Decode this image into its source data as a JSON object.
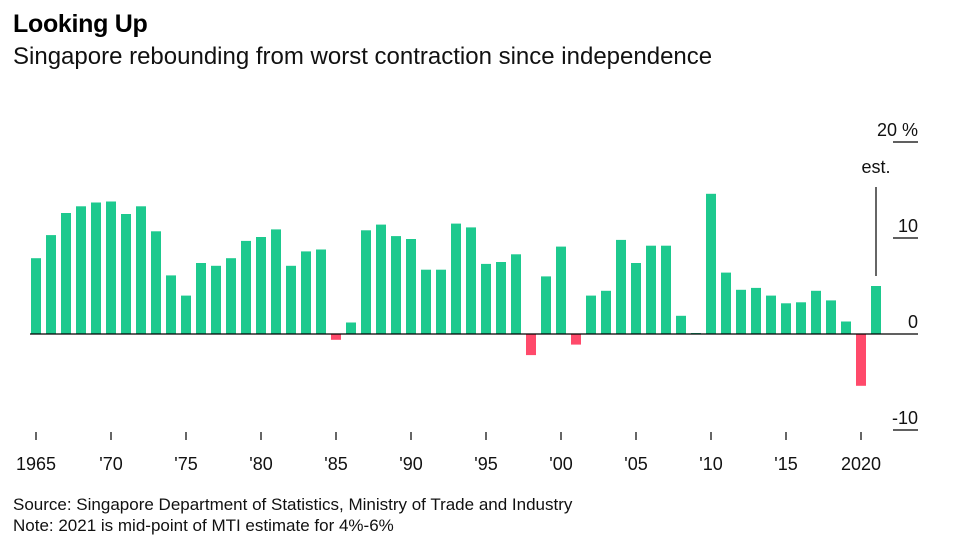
{
  "header": {
    "title": "Looking Up",
    "subtitle": "Singapore rebounding from worst contraction since independence"
  },
  "footer": {
    "source": "Source: Singapore Department of Statistics, Ministry of Trade and Industry",
    "note": "Note: 2021 is mid-point of MTI estimate for 4%-6%"
  },
  "chart_data": {
    "type": "bar",
    "title": "Looking Up",
    "subtitle": "Singapore rebounding from worst contraction since independence",
    "y_unit": "%",
    "ylim": [
      -10,
      20
    ],
    "y_ticks": [
      20,
      10,
      0,
      -10
    ],
    "y_tick_labels": [
      "20 %",
      "10",
      "0",
      "-10"
    ],
    "x_tick_years": [
      1965,
      1970,
      1975,
      1980,
      1985,
      1990,
      1995,
      2000,
      2005,
      2010,
      2015,
      2020
    ],
    "x_tick_labels": [
      "1965",
      "'70",
      "'75",
      "'80",
      "'85",
      "'90",
      "'95",
      "'00",
      "'05",
      "'10",
      "'15",
      "2020"
    ],
    "positive_color": "#1dc98e",
    "negative_color": "#ff4a6b",
    "annotation": {
      "text": "est.",
      "year": 2021
    },
    "grid": false,
    "categories": [
      1965,
      1966,
      1967,
      1968,
      1969,
      1970,
      1971,
      1972,
      1973,
      1974,
      1975,
      1976,
      1977,
      1978,
      1979,
      1980,
      1981,
      1982,
      1983,
      1984,
      1985,
      1986,
      1987,
      1988,
      1989,
      1990,
      1991,
      1992,
      1993,
      1994,
      1995,
      1996,
      1997,
      1998,
      1999,
      2000,
      2001,
      2002,
      2003,
      2004,
      2005,
      2006,
      2007,
      2008,
      2009,
      2010,
      2011,
      2012,
      2013,
      2014,
      2015,
      2016,
      2017,
      2018,
      2019,
      2020,
      2021
    ],
    "values": [
      7.9,
      10.3,
      12.6,
      13.3,
      13.7,
      13.8,
      12.5,
      13.3,
      10.7,
      6.1,
      4.0,
      7.4,
      7.1,
      7.9,
      9.7,
      10.1,
      10.9,
      7.1,
      8.6,
      8.8,
      -0.6,
      1.2,
      10.8,
      11.4,
      10.2,
      9.9,
      6.7,
      6.7,
      11.5,
      11.1,
      7.3,
      7.5,
      8.3,
      -2.2,
      6.0,
      9.1,
      -1.1,
      4.0,
      4.5,
      9.8,
      7.4,
      9.2,
      9.2,
      1.9,
      0.1,
      14.6,
      6.4,
      4.6,
      4.8,
      4.0,
      3.2,
      3.3,
      4.5,
      3.5,
      1.3,
      -5.4,
      5.0
    ]
  }
}
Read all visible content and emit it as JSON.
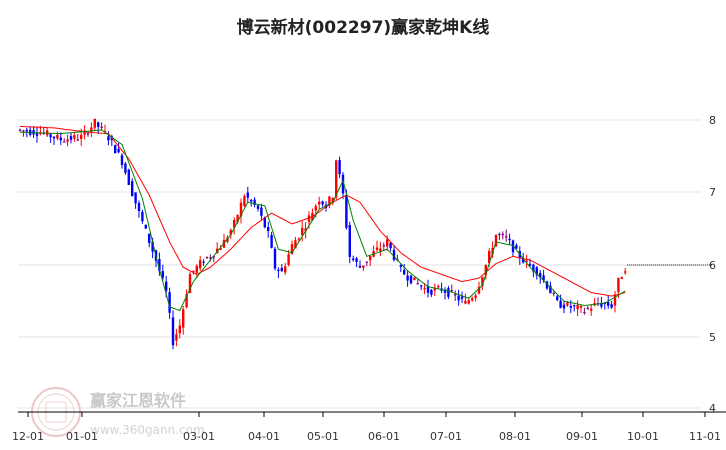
※
GOAL:
Each line holding the word "source" counts once; report the total and nothing else.

CORRECT RESULT:
2